* [Exercise task]:
Print the data that follows exactly.

* [Task input]:
** Start **
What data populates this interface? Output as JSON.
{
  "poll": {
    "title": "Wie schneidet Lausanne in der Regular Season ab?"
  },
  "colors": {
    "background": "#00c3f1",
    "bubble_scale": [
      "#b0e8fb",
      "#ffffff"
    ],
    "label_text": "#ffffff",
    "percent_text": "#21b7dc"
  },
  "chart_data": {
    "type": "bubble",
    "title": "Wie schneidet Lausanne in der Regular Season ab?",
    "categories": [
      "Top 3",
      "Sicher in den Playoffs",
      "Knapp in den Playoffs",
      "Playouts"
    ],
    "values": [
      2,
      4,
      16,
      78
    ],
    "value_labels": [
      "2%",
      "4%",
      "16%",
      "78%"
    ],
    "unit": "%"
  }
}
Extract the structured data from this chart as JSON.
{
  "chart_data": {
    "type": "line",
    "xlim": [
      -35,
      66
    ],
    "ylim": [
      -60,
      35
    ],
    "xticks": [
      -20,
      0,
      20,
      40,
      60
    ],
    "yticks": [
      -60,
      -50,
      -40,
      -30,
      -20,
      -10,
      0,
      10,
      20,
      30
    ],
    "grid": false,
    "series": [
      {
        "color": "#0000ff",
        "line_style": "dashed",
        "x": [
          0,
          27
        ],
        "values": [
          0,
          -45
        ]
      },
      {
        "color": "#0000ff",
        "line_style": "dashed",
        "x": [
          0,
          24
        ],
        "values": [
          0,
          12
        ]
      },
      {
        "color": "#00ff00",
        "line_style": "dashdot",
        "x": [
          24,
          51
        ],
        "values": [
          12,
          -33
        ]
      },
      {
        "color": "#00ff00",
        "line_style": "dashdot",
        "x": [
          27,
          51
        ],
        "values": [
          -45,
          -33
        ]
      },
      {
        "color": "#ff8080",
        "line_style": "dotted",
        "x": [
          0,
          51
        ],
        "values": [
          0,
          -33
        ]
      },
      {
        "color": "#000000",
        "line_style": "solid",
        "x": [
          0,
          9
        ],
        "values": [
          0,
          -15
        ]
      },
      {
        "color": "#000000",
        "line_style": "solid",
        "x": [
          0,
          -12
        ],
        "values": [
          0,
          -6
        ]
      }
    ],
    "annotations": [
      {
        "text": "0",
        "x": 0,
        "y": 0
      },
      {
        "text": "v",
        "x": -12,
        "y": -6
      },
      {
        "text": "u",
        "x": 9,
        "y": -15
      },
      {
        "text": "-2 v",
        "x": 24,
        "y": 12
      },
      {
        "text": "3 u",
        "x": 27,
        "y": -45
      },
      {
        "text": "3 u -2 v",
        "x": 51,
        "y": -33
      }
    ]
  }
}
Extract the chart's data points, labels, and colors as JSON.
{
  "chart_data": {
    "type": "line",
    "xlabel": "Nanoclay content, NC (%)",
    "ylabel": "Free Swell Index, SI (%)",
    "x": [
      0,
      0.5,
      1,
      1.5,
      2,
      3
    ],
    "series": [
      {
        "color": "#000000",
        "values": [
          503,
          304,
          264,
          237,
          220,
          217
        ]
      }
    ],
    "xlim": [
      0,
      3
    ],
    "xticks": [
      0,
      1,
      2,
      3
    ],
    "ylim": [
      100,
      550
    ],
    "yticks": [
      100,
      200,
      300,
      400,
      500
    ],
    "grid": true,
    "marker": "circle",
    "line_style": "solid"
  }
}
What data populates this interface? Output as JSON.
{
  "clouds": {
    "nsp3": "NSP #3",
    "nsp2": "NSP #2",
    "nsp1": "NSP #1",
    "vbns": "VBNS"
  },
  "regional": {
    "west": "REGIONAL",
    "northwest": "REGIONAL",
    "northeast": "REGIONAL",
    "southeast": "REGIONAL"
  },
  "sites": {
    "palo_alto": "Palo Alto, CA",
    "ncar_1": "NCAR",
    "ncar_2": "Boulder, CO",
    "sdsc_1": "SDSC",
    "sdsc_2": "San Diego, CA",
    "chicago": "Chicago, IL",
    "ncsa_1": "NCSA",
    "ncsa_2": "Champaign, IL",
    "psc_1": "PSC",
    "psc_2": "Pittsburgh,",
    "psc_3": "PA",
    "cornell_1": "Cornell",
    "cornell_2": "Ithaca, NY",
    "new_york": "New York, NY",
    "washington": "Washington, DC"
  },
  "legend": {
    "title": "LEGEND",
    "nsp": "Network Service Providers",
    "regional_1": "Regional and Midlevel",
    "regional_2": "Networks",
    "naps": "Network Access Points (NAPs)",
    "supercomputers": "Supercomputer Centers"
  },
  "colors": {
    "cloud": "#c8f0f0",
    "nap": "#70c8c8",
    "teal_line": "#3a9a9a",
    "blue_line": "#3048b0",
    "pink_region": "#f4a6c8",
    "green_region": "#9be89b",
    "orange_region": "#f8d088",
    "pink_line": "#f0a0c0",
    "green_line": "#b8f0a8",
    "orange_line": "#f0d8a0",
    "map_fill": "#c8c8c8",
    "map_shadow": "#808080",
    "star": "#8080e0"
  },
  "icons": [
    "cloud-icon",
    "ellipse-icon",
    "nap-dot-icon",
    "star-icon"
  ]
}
** End **
* [Full answer]:
What data populates this interface? Output as JSON.
{
  "poll": {
    "title": "Wie schneidet Lausanne in der Regular Season ab?"
  },
  "colors": {
    "background": "#00c3f1",
    "bubble_scale": [
      "#b0e8fb",
      "#ffffff"
    ],
    "label_text": "#ffffff",
    "percent_text": "#21b7dc"
  },
  "chart_data": {
    "type": "bubble",
    "title": "Wie schneidet Lausanne in der Regular Season ab?",
    "categories": [
      "Top 3",
      "Sicher in den Playoffs",
      "Knapp in den Playoffs",
      "Playouts"
    ],
    "values": [
      2,
      4,
      16,
      78
    ],
    "value_labels": [
      "2%",
      "4%",
      "16%",
      "78%"
    ],
    "unit": "%"
  }
}
Extract the structured data from this chart as JSON.
{
  "chart_data": {
    "type": "line",
    "xlim": [
      -35,
      66
    ],
    "ylim": [
      -60,
      35
    ],
    "xticks": [
      -20,
      0,
      20,
      40,
      60
    ],
    "yticks": [
      -60,
      -50,
      -40,
      -30,
      -20,
      -10,
      0,
      10,
      20,
      30
    ],
    "grid": false,
    "series": [
      {
        "color": "#0000ff",
        "line_style": "dashed",
        "x": [
          0,
          27
        ],
        "values": [
          0,
          -45
        ]
      },
      {
        "color": "#0000ff",
        "line_style": "dashed",
        "x": [
          0,
          24
        ],
        "values": [
          0,
          12
        ]
      },
      {
        "color": "#00ff00",
        "line_style": "dashdot",
        "x": [
          24,
          51
        ],
        "values": [
          12,
          -33
        ]
      },
      {
        "color": "#00ff00",
        "line_style": "dashdot",
        "x": [
          27,
          51
        ],
        "values": [
          -45,
          -33
        ]
      },
      {
        "color": "#ff8080",
        "line_style": "dotted",
        "x": [
          0,
          51
        ],
        "values": [
          0,
          -33
        ]
      },
      {
        "color": "#000000",
        "line_style": "solid",
        "x": [
          0,
          9
        ],
        "values": [
          0,
          -15
        ]
      },
      {
        "color": "#000000",
        "line_style": "solid",
        "x": [
          0,
          -12
        ],
        "values": [
          0,
          -6
        ]
      }
    ],
    "annotations": [
      {
        "text": "0",
        "x": 0,
        "y": 0
      },
      {
        "text": "v",
        "x": -12,
        "y": -6
      },
      {
        "text": "u",
        "x": 9,
        "y": -15
      },
      {
        "text": "-2 v",
        "x": 24,
        "y": 12
      },
      {
        "text": "3 u",
        "x": 27,
        "y": -45
      },
      {
        "text": "3 u -2 v",
        "x": 51,
        "y": -33
      }
    ]
  }
}
Extract the chart's data points, labels, and colors as JSON.
{
  "chart_data": {
    "type": "line",
    "xlabel": "Nanoclay content, NC (%)",
    "ylabel": "Free Swell Index, SI (%)",
    "x": [
      0,
      0.5,
      1,
      1.5,
      2,
      3
    ],
    "series": [
      {
        "color": "#000000",
        "values": [
          503,
          304,
          264,
          237,
          220,
          217
        ]
      }
    ],
    "xlim": [
      0,
      3
    ],
    "xticks": [
      0,
      1,
      2,
      3
    ],
    "ylim": [
      100,
      550
    ],
    "yticks": [
      100,
      200,
      300,
      400,
      500
    ],
    "grid": true,
    "marker": "circle",
    "line_style": "solid"
  }
}
What data populates this interface? Output as JSON.
{
  "clouds": {
    "nsp3": "NSP #3",
    "nsp2": "NSP #2",
    "nsp1": "NSP #1",
    "vbns": "VBNS"
  },
  "regional": {
    "west": "REGIONAL",
    "northwest": "REGIONAL",
    "northeast": "REGIONAL",
    "southeast": "REGIONAL"
  },
  "sites": {
    "palo_alto": "Palo Alto, CA",
    "ncar_1": "NCAR",
    "ncar_2": "Boulder, CO",
    "sdsc_1": "SDSC",
    "sdsc_2": "San Diego, CA",
    "chicago": "Chicago, IL",
    "ncsa_1": "NCSA",
    "ncsa_2": "Champaign, IL",
    "psc_1": "PSC",
    "psc_2": "Pittsburgh,",
    "psc_3": "PA",
    "cornell_1": "Cornell",
    "cornell_2": "Ithaca, NY",
    "new_york": "New York, NY",
    "washington": "Washington, DC"
  },
  "legend": {
    "title": "LEGEND",
    "nsp": "Network Service Providers",
    "regional_1": "Regional and Midlevel",
    "regional_2": "Networks",
    "naps": "Network Access Points (NAPs)",
    "supercomputers": "Supercomputer Centers"
  },
  "colors": {
    "cloud": "#c8f0f0",
    "nap": "#70c8c8",
    "teal_line": "#3a9a9a",
    "blue_line": "#3048b0",
    "pink_region": "#f4a6c8",
    "green_region": "#9be89b",
    "orange_region": "#f8d088",
    "pink_line": "#f0a0c0",
    "green_line": "#b8f0a8",
    "orange_line": "#f0d8a0",
    "map_fill": "#c8c8c8",
    "map_shadow": "#808080",
    "star": "#8080e0"
  },
  "icons": [
    "cloud-icon",
    "ellipse-icon",
    "nap-dot-icon",
    "star-icon"
  ]
}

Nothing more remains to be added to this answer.